• Stated exercise:
Restate the data below word for word. Skip any images it contains.

------ Available records ------

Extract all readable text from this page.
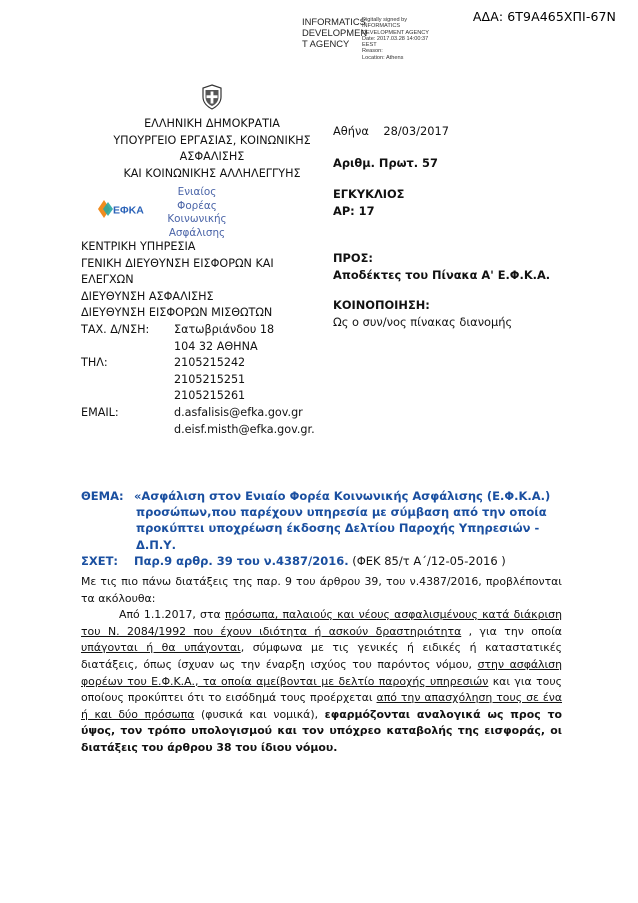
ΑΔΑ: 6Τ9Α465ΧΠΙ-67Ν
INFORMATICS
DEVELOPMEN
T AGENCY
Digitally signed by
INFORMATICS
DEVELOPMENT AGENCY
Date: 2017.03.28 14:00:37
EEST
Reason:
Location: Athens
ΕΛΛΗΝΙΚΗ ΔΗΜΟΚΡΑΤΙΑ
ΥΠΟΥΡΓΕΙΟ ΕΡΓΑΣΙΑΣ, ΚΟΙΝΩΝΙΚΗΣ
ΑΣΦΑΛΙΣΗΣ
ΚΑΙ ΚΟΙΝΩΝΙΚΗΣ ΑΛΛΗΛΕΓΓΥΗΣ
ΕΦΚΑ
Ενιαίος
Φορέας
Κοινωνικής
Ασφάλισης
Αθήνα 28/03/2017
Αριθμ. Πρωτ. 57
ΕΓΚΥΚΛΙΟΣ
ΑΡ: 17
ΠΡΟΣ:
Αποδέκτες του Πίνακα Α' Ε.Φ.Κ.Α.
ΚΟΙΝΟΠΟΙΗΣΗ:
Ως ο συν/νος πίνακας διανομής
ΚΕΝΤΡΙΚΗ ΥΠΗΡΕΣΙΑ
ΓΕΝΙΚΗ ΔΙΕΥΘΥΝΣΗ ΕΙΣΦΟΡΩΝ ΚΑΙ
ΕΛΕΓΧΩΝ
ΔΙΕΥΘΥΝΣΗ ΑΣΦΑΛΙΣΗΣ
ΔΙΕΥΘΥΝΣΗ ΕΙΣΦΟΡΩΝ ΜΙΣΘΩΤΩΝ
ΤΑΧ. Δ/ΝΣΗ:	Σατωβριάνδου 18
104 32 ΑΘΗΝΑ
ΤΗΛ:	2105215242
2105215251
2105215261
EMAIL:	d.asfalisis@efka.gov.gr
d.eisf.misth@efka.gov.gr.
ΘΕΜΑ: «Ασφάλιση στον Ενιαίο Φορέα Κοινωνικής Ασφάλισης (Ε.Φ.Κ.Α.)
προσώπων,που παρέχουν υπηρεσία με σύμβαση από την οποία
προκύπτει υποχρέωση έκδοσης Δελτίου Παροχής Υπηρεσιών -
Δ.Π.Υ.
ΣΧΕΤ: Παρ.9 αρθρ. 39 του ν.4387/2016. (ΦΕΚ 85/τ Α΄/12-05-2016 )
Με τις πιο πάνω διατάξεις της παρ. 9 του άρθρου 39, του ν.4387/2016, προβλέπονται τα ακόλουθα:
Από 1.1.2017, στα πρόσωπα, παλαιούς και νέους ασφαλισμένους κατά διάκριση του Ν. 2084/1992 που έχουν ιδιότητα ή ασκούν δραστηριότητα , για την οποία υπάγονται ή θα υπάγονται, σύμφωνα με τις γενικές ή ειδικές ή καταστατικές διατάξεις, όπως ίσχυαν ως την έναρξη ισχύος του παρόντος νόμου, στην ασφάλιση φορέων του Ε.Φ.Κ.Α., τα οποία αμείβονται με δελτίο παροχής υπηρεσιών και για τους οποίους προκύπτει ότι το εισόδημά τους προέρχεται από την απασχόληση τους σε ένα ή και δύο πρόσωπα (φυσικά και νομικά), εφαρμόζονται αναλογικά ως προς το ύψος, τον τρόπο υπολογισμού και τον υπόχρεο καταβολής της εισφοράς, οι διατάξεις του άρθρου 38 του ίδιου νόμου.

------

• The solution:
Extract all readable text from this page.
ΑΔΑ: 6Τ9Α465ΧΠΙ-67Ν
INFORMATICS
DEVELOPMEN
T AGENCY
Digitally signed by
INFORMATICS
DEVELOPMENT AGENCY
Date: 2017.03.28 14:00:37
EEST
Reason:
Location: Athens
ΕΛΛΗΝΙΚΗ ΔΗΜΟΚΡΑΤΙΑ
ΥΠΟΥΡΓΕΙΟ ΕΡΓΑΣΙΑΣ, ΚΟΙΝΩΝΙΚΗΣ
ΑΣΦΑΛΙΣΗΣ
ΚΑΙ ΚΟΙΝΩΝΙΚΗΣ ΑΛΛΗΛΕΓΓΥΗΣ
ΕΦΚΑ
Ενιαίος
Φορέας
Κοινωνικής
Ασφάλισης
Αθήνα 28/03/2017
Αριθμ. Πρωτ. 57
ΕΓΚΥΚΛΙΟΣ
ΑΡ: 17
ΠΡΟΣ:
Αποδέκτες του Πίνακα Α' Ε.Φ.Κ.Α.
ΚΟΙΝΟΠΟΙΗΣΗ:
Ως ο συν/νος πίνακας διανομής
ΚΕΝΤΡΙΚΗ ΥΠΗΡΕΣΙΑ
ΓΕΝΙΚΗ ΔΙΕΥΘΥΝΣΗ ΕΙΣΦΟΡΩΝ ΚΑΙ
ΕΛΕΓΧΩΝ
ΔΙΕΥΘΥΝΣΗ ΑΣΦΑΛΙΣΗΣ
ΔΙΕΥΘΥΝΣΗ ΕΙΣΦΟΡΩΝ ΜΙΣΘΩΤΩΝ
ΤΑΧ. Δ/ΝΣΗ:	Σατωβριάνδου 18
104 32 ΑΘΗΝΑ
ΤΗΛ:	2105215242
2105215251
2105215261
EMAIL:	d.asfalisis@efka.gov.gr
d.eisf.misth@efka.gov.gr.
ΘΕΜΑ: «Ασφάλιση στον Ενιαίο Φορέα Κοινωνικής Ασφάλισης (Ε.Φ.Κ.Α.)
προσώπων,που παρέχουν υπηρεσία με σύμβαση από την οποία
προκύπτει υποχρέωση έκδοσης Δελτίου Παροχής Υπηρεσιών -
Δ.Π.Υ.
ΣΧΕΤ: Παρ.9 αρθρ. 39 του ν.4387/2016. (ΦΕΚ 85/τ Α΄/12-05-2016 )
Με τις πιο πάνω διατάξεις της παρ. 9 του άρθρου 39, του ν.4387/2016, προβλέπονται τα ακόλουθα:
Από 1.1.2017, στα πρόσωπα, παλαιούς και νέους ασφαλισμένους κατά διάκριση του Ν. 2084/1992 που έχουν ιδιότητα ή ασκούν δραστηριότητα , για την οποία υπάγονται ή θα υπάγονται, σύμφωνα με τις γενικές ή ειδικές ή καταστατικές διατάξεις, όπως ίσχυαν ως την έναρξη ισχύος του παρόντος νόμου, στην ασφάλιση φορέων του Ε.Φ.Κ.Α., τα οποία αμείβονται με δελτίο παροχής υπηρεσιών και για τους οποίους προκύπτει ότι το εισόδημά τους προέρχεται από την απασχόληση τους σε ένα ή και δύο πρόσωπα (φυσικά και νομικά), εφαρμόζονται αναλογικά ως προς το ύψος, τον τρόπο υπολογισμού και τον υπόχρεο καταβολής της εισφοράς, οι διατάξεις του άρθρου 38 του ίδιου νόμου.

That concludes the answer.